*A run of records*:
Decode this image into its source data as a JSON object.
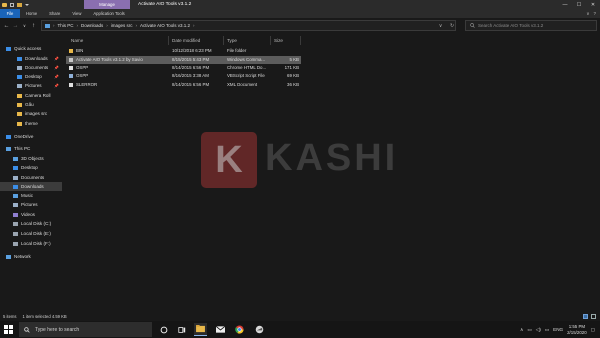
{
  "titlebar": {
    "manage_tab": "Manage",
    "title": "Activate AIO Tools v3.1.2",
    "minimize": "—",
    "maximize": "☐",
    "close": "✕"
  },
  "ribbon": {
    "tabs": [
      "File",
      "Home",
      "Share",
      "View",
      "Application Tools"
    ],
    "help_icon": "?"
  },
  "nav": {
    "back": "←",
    "forward": "→",
    "recent": "∨",
    "up": "↑",
    "path": [
      "This PC",
      "Downloads",
      "images src",
      "Activate AIO Tools v3.1.2"
    ],
    "dropdown": "∨",
    "refresh": "↻",
    "search_placeholder": "Search Activate AIO Tools v3.1.2"
  },
  "sidebar": {
    "items": [
      {
        "label": "Quick access",
        "icon": "star-icon",
        "color": "#3b8ee8",
        "pin": ""
      },
      {
        "label": "Downloads",
        "icon": "download-icon",
        "color": "#3b8ee8",
        "pin": "📌"
      },
      {
        "label": "Documents",
        "icon": "document-icon",
        "color": "#9bb0c8",
        "pin": "📌"
      },
      {
        "label": "Desktop",
        "icon": "desktop-icon",
        "color": "#3b8ee8",
        "pin": "📌"
      },
      {
        "label": "Pictures",
        "icon": "pictures-icon",
        "color": "#9bb0c8",
        "pin": "📌"
      },
      {
        "label": "Camera Roll",
        "icon": "folder-icon",
        "color": "#e8b84a",
        "pin": ""
      },
      {
        "label": "Gấu",
        "icon": "folder-icon",
        "color": "#e8b84a",
        "pin": ""
      },
      {
        "label": "images src",
        "icon": "folder-icon",
        "color": "#e8b84a",
        "pin": ""
      },
      {
        "label": "theme",
        "icon": "folder-icon",
        "color": "#e8b84a",
        "pin": ""
      },
      {
        "label": "OneDrive",
        "icon": "cloud-icon",
        "color": "#3b8ee8",
        "pin": ""
      },
      {
        "label": "This PC",
        "icon": "pc-icon",
        "color": "#5aa0e0",
        "pin": ""
      },
      {
        "label": "3D Objects",
        "icon": "cube-icon",
        "color": "#5aa0e0",
        "pin": ""
      },
      {
        "label": "Desktop",
        "icon": "desktop-icon",
        "color": "#3b8ee8",
        "pin": ""
      },
      {
        "label": "Documents",
        "icon": "document-icon",
        "color": "#9bb0c8",
        "pin": ""
      },
      {
        "label": "Downloads",
        "icon": "download-icon",
        "color": "#3b8ee8",
        "pin": ""
      },
      {
        "label": "Music",
        "icon": "music-icon",
        "color": "#5aa0e0",
        "pin": ""
      },
      {
        "label": "Pictures",
        "icon": "pictures-icon",
        "color": "#9bb0c8",
        "pin": ""
      },
      {
        "label": "Videos",
        "icon": "video-icon",
        "color": "#8f7fd0",
        "pin": ""
      },
      {
        "label": "Local Disk (C:)",
        "icon": "disk-icon",
        "color": "#9aa4b0",
        "pin": ""
      },
      {
        "label": "Local Disk (E:)",
        "icon": "disk-icon",
        "color": "#9aa4b0",
        "pin": ""
      },
      {
        "label": "Local Disk (F:)",
        "icon": "disk-icon",
        "color": "#9aa4b0",
        "pin": ""
      },
      {
        "label": "Network",
        "icon": "network-icon",
        "color": "#5aa0e0",
        "pin": ""
      }
    ]
  },
  "table": {
    "headers": [
      "Name",
      "Date modified",
      "Type",
      "Size"
    ],
    "rows": [
      {
        "name": "BIN",
        "date": "10/12/2018 6:23 PM",
        "type": "File folder",
        "size": "",
        "icon": "folder-icon",
        "color": "#e8b84a"
      },
      {
        "name": "Activate AIO Tools v3.1.2 by Savio",
        "date": "8/15/2015 5:43 PM",
        "type": "Windows Comma...",
        "size": "5 KB",
        "icon": "cmd-icon",
        "color": "#c8c8c8"
      },
      {
        "name": "OSPP",
        "date": "8/14/2015 6:56 PM",
        "type": "Chrome HTML Do...",
        "size": "171 KB",
        "icon": "chrome-doc-icon",
        "color": "#e0e0e0"
      },
      {
        "name": "OSPP",
        "date": "8/16/2015 3:38 AM",
        "type": "VBScript Script File",
        "size": "69 KB",
        "icon": "script-icon",
        "color": "#8fb0d8"
      },
      {
        "name": "SLERROR",
        "date": "8/14/2015 6:56 PM",
        "type": "XML Document",
        "size": "36 KB",
        "icon": "xml-icon",
        "color": "#e0e0e0"
      }
    ]
  },
  "watermark": {
    "letter": "K",
    "text": "KASHI"
  },
  "status": {
    "count": "5 items",
    "selected": "1 item selected  4.59 KB"
  },
  "taskbar": {
    "search_placeholder": "Type here to search",
    "language": "ENG",
    "time": "1:55 PM",
    "date": "2/15/2020"
  }
}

*WHAT THE EXERCISE ASKS*:
Omit the pictures, then quote the rest of the material above exactly.

*THE RESULT*:
Decode this image into its source data as a JSON object.
{
  "titlebar": {
    "manage_tab": "Manage",
    "title": "Activate AIO Tools v3.1.2",
    "minimize": "—",
    "maximize": "☐",
    "close": "✕"
  },
  "ribbon": {
    "tabs": [
      "File",
      "Home",
      "Share",
      "View",
      "Application Tools"
    ],
    "help_icon": "?"
  },
  "nav": {
    "back": "←",
    "forward": "→",
    "recent": "∨",
    "up": "↑",
    "path": [
      "This PC",
      "Downloads",
      "images src",
      "Activate AIO Tools v3.1.2"
    ],
    "dropdown": "∨",
    "refresh": "↻",
    "search_placeholder": "Search Activate AIO Tools v3.1.2"
  },
  "sidebar": {
    "items": [
      {
        "label": "Quick access",
        "icon": "star-icon",
        "color": "#3b8ee8",
        "pin": ""
      },
      {
        "label": "Downloads",
        "icon": "download-icon",
        "color": "#3b8ee8",
        "pin": "📌"
      },
      {
        "label": "Documents",
        "icon": "document-icon",
        "color": "#9bb0c8",
        "pin": "📌"
      },
      {
        "label": "Desktop",
        "icon": "desktop-icon",
        "color": "#3b8ee8",
        "pin": "📌"
      },
      {
        "label": "Pictures",
        "icon": "pictures-icon",
        "color": "#9bb0c8",
        "pin": "📌"
      },
      {
        "label": "Camera Roll",
        "icon": "folder-icon",
        "color": "#e8b84a",
        "pin": ""
      },
      {
        "label": "Gấu",
        "icon": "folder-icon",
        "color": "#e8b84a",
        "pin": ""
      },
      {
        "label": "images src",
        "icon": "folder-icon",
        "color": "#e8b84a",
        "pin": ""
      },
      {
        "label": "theme",
        "icon": "folder-icon",
        "color": "#e8b84a",
        "pin": ""
      },
      {
        "label": "OneDrive",
        "icon": "cloud-icon",
        "color": "#3b8ee8",
        "pin": ""
      },
      {
        "label": "This PC",
        "icon": "pc-icon",
        "color": "#5aa0e0",
        "pin": ""
      },
      {
        "label": "3D Objects",
        "icon": "cube-icon",
        "color": "#5aa0e0",
        "pin": ""
      },
      {
        "label": "Desktop",
        "icon": "desktop-icon",
        "color": "#3b8ee8",
        "pin": ""
      },
      {
        "label": "Documents",
        "icon": "document-icon",
        "color": "#9bb0c8",
        "pin": ""
      },
      {
        "label": "Downloads",
        "icon": "download-icon",
        "color": "#3b8ee8",
        "pin": ""
      },
      {
        "label": "Music",
        "icon": "music-icon",
        "color": "#5aa0e0",
        "pin": ""
      },
      {
        "label": "Pictures",
        "icon": "pictures-icon",
        "color": "#9bb0c8",
        "pin": ""
      },
      {
        "label": "Videos",
        "icon": "video-icon",
        "color": "#8f7fd0",
        "pin": ""
      },
      {
        "label": "Local Disk (C:)",
        "icon": "disk-icon",
        "color": "#9aa4b0",
        "pin": ""
      },
      {
        "label": "Local Disk (E:)",
        "icon": "disk-icon",
        "color": "#9aa4b0",
        "pin": ""
      },
      {
        "label": "Local Disk (F:)",
        "icon": "disk-icon",
        "color": "#9aa4b0",
        "pin": ""
      },
      {
        "label": "Network",
        "icon": "network-icon",
        "color": "#5aa0e0",
        "pin": ""
      }
    ]
  },
  "table": {
    "headers": [
      "Name",
      "Date modified",
      "Type",
      "Size"
    ],
    "rows": [
      {
        "name": "BIN",
        "date": "10/12/2018 6:23 PM",
        "type": "File folder",
        "size": "",
        "icon": "folder-icon",
        "color": "#e8b84a"
      },
      {
        "name": "Activate AIO Tools v3.1.2 by Savio",
        "date": "8/15/2015 5:43 PM",
        "type": "Windows Comma...",
        "size": "5 KB",
        "icon": "cmd-icon",
        "color": "#c8c8c8"
      },
      {
        "name": "OSPP",
        "date": "8/14/2015 6:56 PM",
        "type": "Chrome HTML Do...",
        "size": "171 KB",
        "icon": "chrome-doc-icon",
        "color": "#e0e0e0"
      },
      {
        "name": "OSPP",
        "date": "8/16/2015 3:38 AM",
        "type": "VBScript Script File",
        "size": "69 KB",
        "icon": "script-icon",
        "color": "#8fb0d8"
      },
      {
        "name": "SLERROR",
        "date": "8/14/2015 6:56 PM",
        "type": "XML Document",
        "size": "36 KB",
        "icon": "xml-icon",
        "color": "#e0e0e0"
      }
    ]
  },
  "watermark": {
    "letter": "K",
    "text": "KASHI"
  },
  "status": {
    "count": "5 items",
    "selected": "1 item selected  4.59 KB"
  },
  "taskbar": {
    "search_placeholder": "Type here to search",
    "language": "ENG",
    "time": "1:55 PM",
    "date": "2/15/2020"
  }
}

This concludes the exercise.